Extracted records
-------

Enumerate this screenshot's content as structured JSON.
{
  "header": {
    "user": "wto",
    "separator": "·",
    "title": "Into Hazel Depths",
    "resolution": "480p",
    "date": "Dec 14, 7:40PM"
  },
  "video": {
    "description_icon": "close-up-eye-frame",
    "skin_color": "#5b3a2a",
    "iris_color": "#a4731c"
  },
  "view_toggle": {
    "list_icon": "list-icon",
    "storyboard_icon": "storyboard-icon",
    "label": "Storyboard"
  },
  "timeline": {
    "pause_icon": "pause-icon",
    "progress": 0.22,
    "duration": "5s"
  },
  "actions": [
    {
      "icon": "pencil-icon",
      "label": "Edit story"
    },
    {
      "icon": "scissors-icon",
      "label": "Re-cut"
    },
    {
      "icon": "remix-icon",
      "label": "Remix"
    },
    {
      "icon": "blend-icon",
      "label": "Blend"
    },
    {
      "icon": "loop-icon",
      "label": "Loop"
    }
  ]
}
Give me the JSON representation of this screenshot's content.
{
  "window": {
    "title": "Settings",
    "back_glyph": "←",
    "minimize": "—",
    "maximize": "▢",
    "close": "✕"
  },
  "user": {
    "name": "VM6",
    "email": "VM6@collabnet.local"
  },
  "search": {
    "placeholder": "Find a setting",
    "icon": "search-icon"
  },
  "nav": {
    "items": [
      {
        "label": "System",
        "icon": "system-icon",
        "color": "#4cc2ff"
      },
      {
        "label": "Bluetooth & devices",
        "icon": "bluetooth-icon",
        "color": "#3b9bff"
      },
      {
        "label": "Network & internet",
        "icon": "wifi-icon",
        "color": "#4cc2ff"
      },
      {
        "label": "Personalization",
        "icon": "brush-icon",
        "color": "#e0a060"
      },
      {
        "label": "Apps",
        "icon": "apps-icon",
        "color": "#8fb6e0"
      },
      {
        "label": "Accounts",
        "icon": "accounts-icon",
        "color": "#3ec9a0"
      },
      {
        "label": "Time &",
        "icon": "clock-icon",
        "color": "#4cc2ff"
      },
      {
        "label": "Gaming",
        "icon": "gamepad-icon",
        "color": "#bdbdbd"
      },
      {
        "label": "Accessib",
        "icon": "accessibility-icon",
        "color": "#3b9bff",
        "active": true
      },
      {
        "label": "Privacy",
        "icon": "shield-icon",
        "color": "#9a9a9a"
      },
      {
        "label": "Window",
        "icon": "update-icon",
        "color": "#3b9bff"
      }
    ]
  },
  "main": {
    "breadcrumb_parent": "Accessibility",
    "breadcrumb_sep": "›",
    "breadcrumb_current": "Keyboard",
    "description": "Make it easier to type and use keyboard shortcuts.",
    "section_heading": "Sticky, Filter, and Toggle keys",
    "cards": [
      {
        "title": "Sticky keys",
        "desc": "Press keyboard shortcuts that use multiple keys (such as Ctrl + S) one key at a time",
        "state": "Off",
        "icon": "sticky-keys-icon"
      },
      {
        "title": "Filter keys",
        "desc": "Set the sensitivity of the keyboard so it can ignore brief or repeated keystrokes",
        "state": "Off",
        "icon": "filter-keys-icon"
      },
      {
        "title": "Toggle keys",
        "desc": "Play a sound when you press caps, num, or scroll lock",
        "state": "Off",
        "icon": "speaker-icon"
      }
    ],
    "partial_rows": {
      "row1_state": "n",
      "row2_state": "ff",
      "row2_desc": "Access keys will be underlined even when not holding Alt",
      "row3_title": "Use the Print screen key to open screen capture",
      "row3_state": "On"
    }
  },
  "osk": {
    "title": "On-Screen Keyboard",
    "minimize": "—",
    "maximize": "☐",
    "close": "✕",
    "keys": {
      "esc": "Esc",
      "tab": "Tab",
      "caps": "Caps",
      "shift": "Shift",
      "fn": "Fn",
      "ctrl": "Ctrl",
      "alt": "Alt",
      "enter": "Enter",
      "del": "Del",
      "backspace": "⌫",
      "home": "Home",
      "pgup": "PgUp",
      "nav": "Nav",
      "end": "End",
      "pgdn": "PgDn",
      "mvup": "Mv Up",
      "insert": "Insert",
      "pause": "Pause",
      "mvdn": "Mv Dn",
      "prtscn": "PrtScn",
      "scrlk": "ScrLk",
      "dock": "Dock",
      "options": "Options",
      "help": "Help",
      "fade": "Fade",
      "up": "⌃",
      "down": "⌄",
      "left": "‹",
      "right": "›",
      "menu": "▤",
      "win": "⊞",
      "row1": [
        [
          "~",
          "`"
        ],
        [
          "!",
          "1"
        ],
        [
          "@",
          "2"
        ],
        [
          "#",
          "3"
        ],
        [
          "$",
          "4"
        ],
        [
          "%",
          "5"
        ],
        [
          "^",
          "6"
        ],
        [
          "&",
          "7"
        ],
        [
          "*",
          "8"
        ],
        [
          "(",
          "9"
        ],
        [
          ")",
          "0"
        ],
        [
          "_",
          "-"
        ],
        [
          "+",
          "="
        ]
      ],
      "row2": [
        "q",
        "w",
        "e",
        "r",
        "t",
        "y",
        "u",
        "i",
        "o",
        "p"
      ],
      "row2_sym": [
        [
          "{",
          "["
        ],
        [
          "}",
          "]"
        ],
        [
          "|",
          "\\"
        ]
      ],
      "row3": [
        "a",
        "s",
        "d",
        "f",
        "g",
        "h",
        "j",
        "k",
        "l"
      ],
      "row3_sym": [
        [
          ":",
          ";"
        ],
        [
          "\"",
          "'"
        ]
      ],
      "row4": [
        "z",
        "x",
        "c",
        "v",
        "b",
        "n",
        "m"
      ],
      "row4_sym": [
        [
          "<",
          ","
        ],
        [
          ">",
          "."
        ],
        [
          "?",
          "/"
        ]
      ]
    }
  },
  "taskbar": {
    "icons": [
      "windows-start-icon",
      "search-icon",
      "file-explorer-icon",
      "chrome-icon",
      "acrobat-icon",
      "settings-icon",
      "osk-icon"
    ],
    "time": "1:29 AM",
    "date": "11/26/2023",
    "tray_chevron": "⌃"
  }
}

-------

» Exercise prompt:
Reproduce every line above without error.

» Task response:
Enumerate this screenshot's content as structured JSON.
{
  "header": {
    "user": "wto",
    "separator": "·",
    "title": "Into Hazel Depths",
    "resolution": "480p",
    "date": "Dec 14, 7:40PM"
  },
  "video": {
    "description_icon": "close-up-eye-frame",
    "skin_color": "#5b3a2a",
    "iris_color": "#a4731c"
  },
  "view_toggle": {
    "list_icon": "list-icon",
    "storyboard_icon": "storyboard-icon",
    "label": "Storyboard"
  },
  "timeline": {
    "pause_icon": "pause-icon",
    "progress": 0.22,
    "duration": "5s"
  },
  "actions": [
    {
      "icon": "pencil-icon",
      "label": "Edit story"
    },
    {
      "icon": "scissors-icon",
      "label": "Re-cut"
    },
    {
      "icon": "remix-icon",
      "label": "Remix"
    },
    {
      "icon": "blend-icon",
      "label": "Blend"
    },
    {
      "icon": "loop-icon",
      "label": "Loop"
    }
  ]
}
Give me the JSON representation of this screenshot's content.
{
  "window": {
    "title": "Settings",
    "back_glyph": "←",
    "minimize": "—",
    "maximize": "▢",
    "close": "✕"
  },
  "user": {
    "name": "VM6",
    "email": "VM6@collabnet.local"
  },
  "search": {
    "placeholder": "Find a setting",
    "icon": "search-icon"
  },
  "nav": {
    "items": [
      {
        "label": "System",
        "icon": "system-icon",
        "color": "#4cc2ff"
      },
      {
        "label": "Bluetooth & devices",
        "icon": "bluetooth-icon",
        "color": "#3b9bff"
      },
      {
        "label": "Network & internet",
        "icon": "wifi-icon",
        "color": "#4cc2ff"
      },
      {
        "label": "Personalization",
        "icon": "brush-icon",
        "color": "#e0a060"
      },
      {
        "label": "Apps",
        "icon": "apps-icon",
        "color": "#8fb6e0"
      },
      {
        "label": "Accounts",
        "icon": "accounts-icon",
        "color": "#3ec9a0"
      },
      {
        "label": "Time &",
        "icon": "clock-icon",
        "color": "#4cc2ff"
      },
      {
        "label": "Gaming",
        "icon": "gamepad-icon",
        "color": "#bdbdbd"
      },
      {
        "label": "Accessib",
        "icon": "accessibility-icon",
        "color": "#3b9bff",
        "active": true
      },
      {
        "label": "Privacy",
        "icon": "shield-icon",
        "color": "#9a9a9a"
      },
      {
        "label": "Window",
        "icon": "update-icon",
        "color": "#3b9bff"
      }
    ]
  },
  "main": {
    "breadcrumb_parent": "Accessibility",
    "breadcrumb_sep": "›",
    "breadcrumb_current": "Keyboard",
    "description": "Make it easier to type and use keyboard shortcuts.",
    "section_heading": "Sticky, Filter, and Toggle keys",
    "cards": [
      {
        "title": "Sticky keys",
        "desc": "Press keyboard shortcuts that use multiple keys (such as Ctrl + S) one key at a time",
        "state": "Off",
        "icon": "sticky-keys-icon"
      },
      {
        "title": "Filter keys",
        "desc": "Set the sensitivity of the keyboard so it can ignore brief or repeated keystrokes",
        "state": "Off",
        "icon": "filter-keys-icon"
      },
      {
        "title": "Toggle keys",
        "desc": "Play a sound when you press caps, num, or scroll lock",
        "state": "Off",
        "icon": "speaker-icon"
      }
    ],
    "partial_rows": {
      "row1_state": "n",
      "row2_state": "ff",
      "row2_desc": "Access keys will be underlined even when not holding Alt",
      "row3_title": "Use the Print screen key to open screen capture",
      "row3_state": "On"
    }
  },
  "osk": {
    "title": "On-Screen Keyboard",
    "minimize": "—",
    "maximize": "☐",
    "close": "✕",
    "keys": {
      "esc": "Esc",
      "tab": "Tab",
      "caps": "Caps",
      "shift": "Shift",
      "fn": "Fn",
      "ctrl": "Ctrl",
      "alt": "Alt",
      "enter": "Enter",
      "del": "Del",
      "backspace": "⌫",
      "home": "Home",
      "pgup": "PgUp",
      "nav": "Nav",
      "end": "End",
      "pgdn": "PgDn",
      "mvup": "Mv Up",
      "insert": "Insert",
      "pause": "Pause",
      "mvdn": "Mv Dn",
      "prtscn": "PrtScn",
      "scrlk": "ScrLk",
      "dock": "Dock",
      "options": "Options",
      "help": "Help",
      "fade": "Fade",
      "up": "⌃",
      "down": "⌄",
      "left": "‹",
      "right": "›",
      "menu": "▤",
      "win": "⊞",
      "row1": [
        [
          "~",
          "`"
        ],
        [
          "!",
          "1"
        ],
        [
          "@",
          "2"
        ],
        [
          "#",
          "3"
        ],
        [
          "$",
          "4"
        ],
        [
          "%",
          "5"
        ],
        [
          "^",
          "6"
        ],
        [
          "&",
          "7"
        ],
        [
          "*",
          "8"
        ],
        [
          "(",
          "9"
        ],
        [
          ")",
          "0"
        ],
        [
          "_",
          "-"
        ],
        [
          "+",
          "="
        ]
      ],
      "row2": [
        "q",
        "w",
        "e",
        "r",
        "t",
        "y",
        "u",
        "i",
        "o",
        "p"
      ],
      "row2_sym": [
        [
          "{",
          "["
        ],
        [
          "}",
          "]"
        ],
        [
          "|",
          "\\"
        ]
      ],
      "row3": [
        "a",
        "s",
        "d",
        "f",
        "g",
        "h",
        "j",
        "k",
        "l"
      ],
      "row3_sym": [
        [
          ":",
          ";"
        ],
        [
          "\"",
          "'"
        ]
      ],
      "row4": [
        "z",
        "x",
        "c",
        "v",
        "b",
        "n",
        "m"
      ],
      "row4_sym": [
        [
          "<",
          ","
        ],
        [
          ">",
          "."
        ],
        [
          "?",
          "/"
        ]
      ]
    }
  },
  "taskbar": {
    "icons": [
      "windows-start-icon",
      "search-icon",
      "file-explorer-icon",
      "chrome-icon",
      "acrobat-icon",
      "settings-icon",
      "osk-icon"
    ],
    "time": "1:29 AM",
    "date": "11/26/2023",
    "tray_chevron": "⌃"
  }
}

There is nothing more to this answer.